● Given records
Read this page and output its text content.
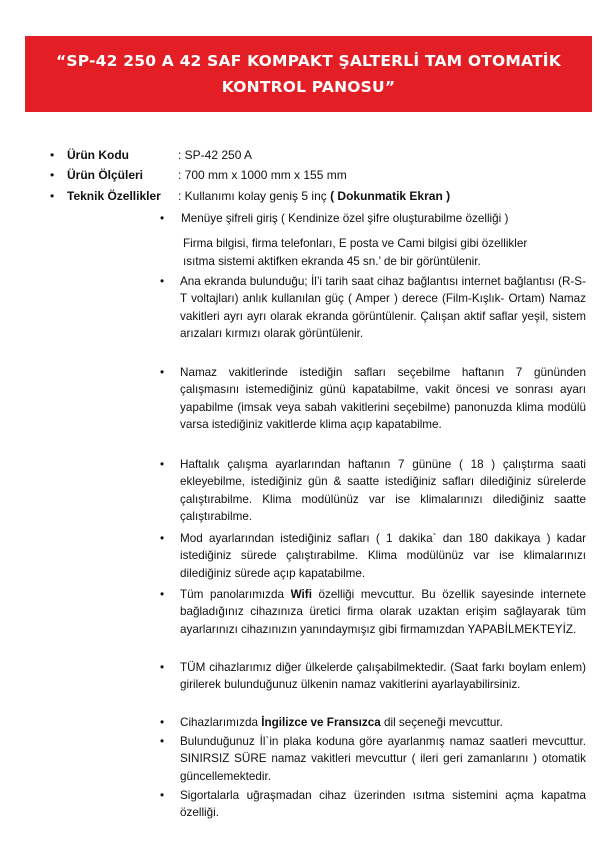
“SP-42 250 A 42 SAF KOMPAKT ŞALTERLİ TAM OTOMATİK
KONTROL PANOSU”
• Ürün Kodu	: SP-42 250 A
• Ürün Ölçüleri	: 700 mm x 1000 mm x 155 mm
• Teknik Özellikler : Kullanımı kolay geniş 5 inç ( Dokunmatik Ekran )
• Menüye şifreli giriş ( Kendinize özel şifre oluşturabilme özelliği )
Firma bilgisi, firma telefonları, E posta ve Cami bilgisi gibi özellikler
ısıtma sistemi aktifken ekranda 45 sn.’ de bir görüntülenir.
• Ana ekranda bulunduğu; İl’i tarih saat cihaz bağlantısı internet bağlantısı (R-S-T voltajları) anlık kullanılan güç ( Amper ) derece (Film-Kışlık- Ortam) Namaz vakitleri ayrı ayrı olarak ekranda görüntülenir. Çalışan aktif saflar yeşil, sistem arızaları kırmızı olarak görüntülenir.
• Namaz vakitlerinde istediğin safları seçebilme haftanın 7 gününden çalışmasını istemediğiniz günü kapatabilme, vakit öncesi ve sonrası ayarı yapabilme (imsak veya sabah vakitlerini seçebilme) panonuzda klima modülü varsa istediğiniz vakitlerde klima açıp kapatabilme.
• Haftalık çalışma ayarlarından haftanın 7 gününe ( 18 ) çalıştırma saati ekleyebilme, istediğiniz gün & saatte istediğiniz safları dilediğiniz sürelerde çalıştırabilme. Klima modülünüz var ise klimalarınızı dilediğiniz saatte çalıştırabilme.
• Mod ayarlarından istediğiniz safları ( 1 dakika` dan 180 dakikaya ) kadar istediğiniz sürede çalıştırabilme. Klima modülünüz var ise klimalarınızı dilediğiniz sürede açıp kapatabilme.
• Tüm panolarımızda Wifi özelliği mevcuttur. Bu özellik sayesinde internete bağladığınız cihazınıza üretici firma olarak uzaktan erişim sağlayarak tüm ayarlarınızı cihazınızın yanındaymışız gibi firmamızdan YAPABİLMEKTEYİZ.
• TÜM cihazlarımız diğer ülkelerde çalışabilmektedir. (Saat farkı boylam enlem) girilerek bulunduğunuz ülkenin namaz vakitlerini ayarlayabilirsiniz.
• Cihazlarımızda İngilizce ve Fransızca dil seçeneği mevcuttur.
• Bulunduğunuz İl`in plaka koduna göre ayarlanmış namaz saatleri mevcuttur. SINIRSIZ SÜRE namaz vakitleri mevcuttur ( ileri geri zamanlarını ) otomatik güncellemektedir.
• Sigortalarla uğraşmadan cihaz üzerinden ısıtma sistemini açma kapatma özelliği.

● Short task
Give back the entries verbatim. Do not include any picture.

● Reply
Read this page and output its text content.
“SP-42 250 A 42 SAF KOMPAKT ŞALTERLİ TAM OTOMATİK
KONTROL PANOSU”
• Ürün Kodu	: SP-42 250 A
• Ürün Ölçüleri	: 700 mm x 1000 mm x 155 mm
• Teknik Özellikler : Kullanımı kolay geniş 5 inç ( Dokunmatik Ekran )
• Menüye şifreli giriş ( Kendinize özel şifre oluşturabilme özelliği )
Firma bilgisi, firma telefonları, E posta ve Cami bilgisi gibi özellikler
ısıtma sistemi aktifken ekranda 45 sn.’ de bir görüntülenir.
• Ana ekranda bulunduğu; İl’i tarih saat cihaz bağlantısı internet bağlantısı (R-S-T voltajları) anlık kullanılan güç ( Amper ) derece (Film-Kışlık- Ortam) Namaz vakitleri ayrı ayrı olarak ekranda görüntülenir. Çalışan aktif saflar yeşil, sistem arızaları kırmızı olarak görüntülenir.
• Namaz vakitlerinde istediğin safları seçebilme haftanın 7 gününden çalışmasını istemediğiniz günü kapatabilme, vakit öncesi ve sonrası ayarı yapabilme (imsak veya sabah vakitlerini seçebilme) panonuzda klima modülü varsa istediğiniz vakitlerde klima açıp kapatabilme.
• Haftalık çalışma ayarlarından haftanın 7 gününe ( 18 ) çalıştırma saati ekleyebilme, istediğiniz gün & saatte istediğiniz safları dilediğiniz sürelerde çalıştırabilme. Klima modülünüz var ise klimalarınızı dilediğiniz saatte çalıştırabilme.
• Mod ayarlarından istediğiniz safları ( 1 dakika` dan 180 dakikaya ) kadar istediğiniz sürede çalıştırabilme. Klima modülünüz var ise klimalarınızı dilediğiniz sürede açıp kapatabilme.
• Tüm panolarımızda Wifi özelliği mevcuttur. Bu özellik sayesinde internete bağladığınız cihazınıza üretici firma olarak uzaktan erişim sağlayarak tüm ayarlarınızı cihazınızın yanındaymışız gibi firmamızdan YAPABİLMEKTEYİZ.
• TÜM cihazlarımız diğer ülkelerde çalışabilmektedir. (Saat farkı boylam enlem) girilerek bulunduğunuz ülkenin namaz vakitlerini ayarlayabilirsiniz.
• Cihazlarımızda İngilizce ve Fransızca dil seçeneği mevcuttur.
• Bulunduğunuz İl`in plaka koduna göre ayarlanmış namaz saatleri mevcuttur. SINIRSIZ SÜRE namaz vakitleri mevcuttur ( ileri geri zamanlarını ) otomatik güncellemektedir.
• Sigortalarla uğraşmadan cihaz üzerinden ısıtma sistemini açma kapatma özelliği.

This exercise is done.